Free Speech: A History review – Humankind has always struggled with censorship
Free Speech: A History from Socrates to Social Media by Jacob Mchangama (John Murray Press, £19.45).
Jacob Mchangama’s new book, Free Speech, is touted (by the late great P.J. O’Rourke no less) as “the best history of free speech ever written”. It would be churlish to disagree, even if that praise sounds like one of those playground legalisms: “The best runner here wearing green socks and with a middle name Pete.” Even if it is the best history of free speech – which it probably is – it’s not entirely clear where that gets us.
What we do have is a long 400(ish) page history on the nature of censorship and the battle for free expression. In those terms, it’s a fascinating and ultimately rewarding alternative take on history. This is Oliver Twist through the eyes of Bill Sykes, or Robin Hood, from the point of view of the Sheriff of Nottingham.
Where traditional histories focus on the great ideas thrown up by the remarkable people of history, this book focuses on attempts to silence them. This is the story of tyrants, dictators, theocrats, and petty autocrats.
As a result, the story quickly becomes a lesson in frustration as the despots too often win out, even at times when freedom should be in the ascendency. Free speech, as Mchangama reminds us, is a constantly evolving battle.
Even John Milton was not quite the radical believer as celebrated. “His chief goal was the open discussion of “those neighbouring differences, or rather indifferences” that saw various Reformed Protestant sects at each other’s throats, not free and equal speech for all.” As for John Locke, author of his famous Letter Concerning Toleration, he “was reluctant to tolerate Catholics and outright hostile to atheists.”
The gnarly nature of the topic makes Mchangama’s thesis so readable, even if, at times, it becomes overwhelming. There is rarely a binary choice, and free speech has rarely been as absolute as currently (and naively) conceived. That said, many fascinating points are made along the way, such as that it was under the Tudors that English notions of censorship began to differ from those on the continent.
“Most English censorship laws dealt with forms of defamation or libel rather than heresy,” explains Mchangama. “And from the age of Elizabeth, this crucial difference between English and Continental censorship became pronounced.”

◆ Raw data ◆
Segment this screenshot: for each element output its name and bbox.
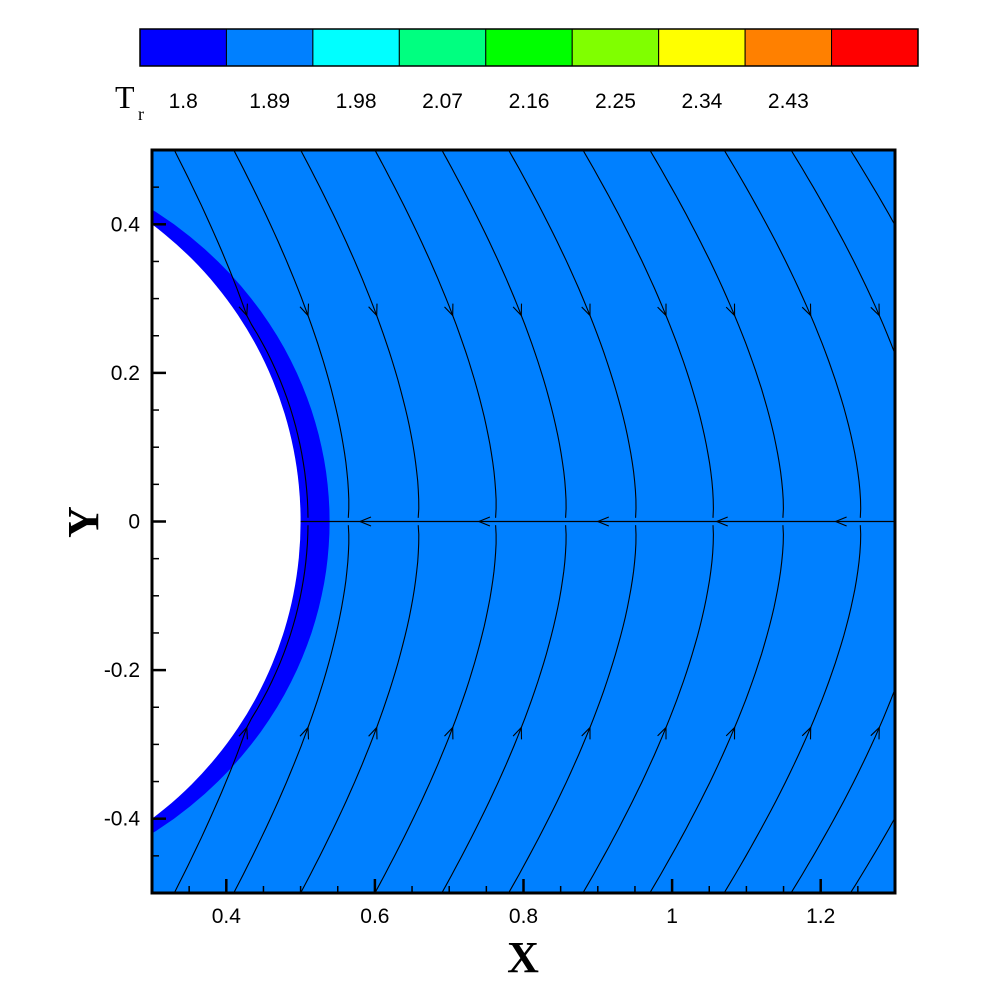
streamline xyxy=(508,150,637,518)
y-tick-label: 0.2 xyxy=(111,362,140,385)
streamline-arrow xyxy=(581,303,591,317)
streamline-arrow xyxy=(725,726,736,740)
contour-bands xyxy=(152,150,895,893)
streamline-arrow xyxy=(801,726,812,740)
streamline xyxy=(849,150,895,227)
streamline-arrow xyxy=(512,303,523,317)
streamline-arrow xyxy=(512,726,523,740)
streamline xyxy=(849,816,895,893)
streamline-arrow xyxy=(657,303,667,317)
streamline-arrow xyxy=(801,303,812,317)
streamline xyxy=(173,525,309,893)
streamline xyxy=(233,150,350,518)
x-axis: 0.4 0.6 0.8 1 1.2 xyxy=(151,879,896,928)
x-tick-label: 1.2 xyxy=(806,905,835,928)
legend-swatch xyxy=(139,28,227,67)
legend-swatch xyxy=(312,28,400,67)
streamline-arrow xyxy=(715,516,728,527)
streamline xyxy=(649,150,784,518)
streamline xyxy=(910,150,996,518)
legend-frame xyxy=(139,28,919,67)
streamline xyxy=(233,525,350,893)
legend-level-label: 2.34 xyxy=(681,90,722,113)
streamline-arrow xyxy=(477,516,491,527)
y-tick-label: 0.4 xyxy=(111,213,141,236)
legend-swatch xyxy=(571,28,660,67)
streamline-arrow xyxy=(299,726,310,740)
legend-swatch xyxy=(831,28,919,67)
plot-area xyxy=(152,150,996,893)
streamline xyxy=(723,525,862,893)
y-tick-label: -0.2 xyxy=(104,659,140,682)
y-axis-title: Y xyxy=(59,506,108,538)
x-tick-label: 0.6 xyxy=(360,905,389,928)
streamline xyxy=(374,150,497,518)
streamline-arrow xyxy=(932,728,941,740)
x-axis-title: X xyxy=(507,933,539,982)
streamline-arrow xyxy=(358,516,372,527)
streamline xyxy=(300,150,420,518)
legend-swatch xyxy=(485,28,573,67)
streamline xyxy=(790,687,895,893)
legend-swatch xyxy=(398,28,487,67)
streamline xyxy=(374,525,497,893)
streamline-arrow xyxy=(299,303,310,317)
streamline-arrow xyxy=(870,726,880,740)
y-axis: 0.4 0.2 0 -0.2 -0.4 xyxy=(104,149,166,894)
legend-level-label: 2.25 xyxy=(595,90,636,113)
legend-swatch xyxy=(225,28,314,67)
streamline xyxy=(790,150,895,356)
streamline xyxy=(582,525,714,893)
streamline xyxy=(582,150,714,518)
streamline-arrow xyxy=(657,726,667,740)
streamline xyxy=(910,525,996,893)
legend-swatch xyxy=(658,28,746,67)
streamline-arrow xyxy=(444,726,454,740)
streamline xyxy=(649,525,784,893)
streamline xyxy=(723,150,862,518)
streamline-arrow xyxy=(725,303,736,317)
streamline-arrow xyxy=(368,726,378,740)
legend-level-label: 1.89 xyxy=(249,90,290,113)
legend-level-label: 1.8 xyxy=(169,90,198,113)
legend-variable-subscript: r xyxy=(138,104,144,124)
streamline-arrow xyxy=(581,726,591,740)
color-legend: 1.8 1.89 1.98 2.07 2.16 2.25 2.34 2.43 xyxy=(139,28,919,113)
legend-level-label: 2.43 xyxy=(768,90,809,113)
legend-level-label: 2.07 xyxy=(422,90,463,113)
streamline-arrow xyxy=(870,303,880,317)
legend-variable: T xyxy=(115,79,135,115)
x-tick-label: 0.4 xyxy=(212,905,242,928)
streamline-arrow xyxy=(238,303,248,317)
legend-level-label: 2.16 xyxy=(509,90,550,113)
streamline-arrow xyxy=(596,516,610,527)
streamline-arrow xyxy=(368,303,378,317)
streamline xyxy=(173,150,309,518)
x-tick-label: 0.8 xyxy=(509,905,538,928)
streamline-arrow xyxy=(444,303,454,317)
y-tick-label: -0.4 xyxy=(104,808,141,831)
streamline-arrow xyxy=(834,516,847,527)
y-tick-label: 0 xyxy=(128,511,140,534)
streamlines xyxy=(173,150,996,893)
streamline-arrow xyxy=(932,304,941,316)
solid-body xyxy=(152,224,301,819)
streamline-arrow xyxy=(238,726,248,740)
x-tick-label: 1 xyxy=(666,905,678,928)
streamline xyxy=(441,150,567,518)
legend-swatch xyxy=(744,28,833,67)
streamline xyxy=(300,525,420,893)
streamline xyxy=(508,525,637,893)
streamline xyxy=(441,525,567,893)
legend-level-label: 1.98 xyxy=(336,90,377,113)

◆ Exercises ◆
- A) In the book review, state whether each statement agrees with the text. Answer yes or no for each, and quote the words that decide it: (i) John Locke is named as the author of the Letter Concerning Toleration. (ii) Most English censorship laws dealt with heresy rather than libel. (iii) The book is about 400 pages long.
- B) Using the book review, answer these questions:
(i) Which press published the book?
(ii) Under whom did English notions of censorship begin to differ from those on the continent?
(iii) What price is listed for the book?
- C) Transcribe the book review from "Free Speech: A History review" up to and including "Murray Press, £19.45).".

◆ List of solutions ◆
- A)
(i) Yes: "As for John Locke, author of his famous Letter Concerning Toleration"
(ii) No: "Most English censorship laws dealt with forms of defamation or libel rather than heresy"
(iii) Yes: "a long 400(ish) page history"

- B)
(i) John Murray Press
(ii) The Tudors
(iii) £19.45

- C)
Free Speech: A History review – Humankind has always struggled with censorship
Free Speech: A History from Socrates to Social Media by Jacob Mchangama (John Murray Press, £19.45).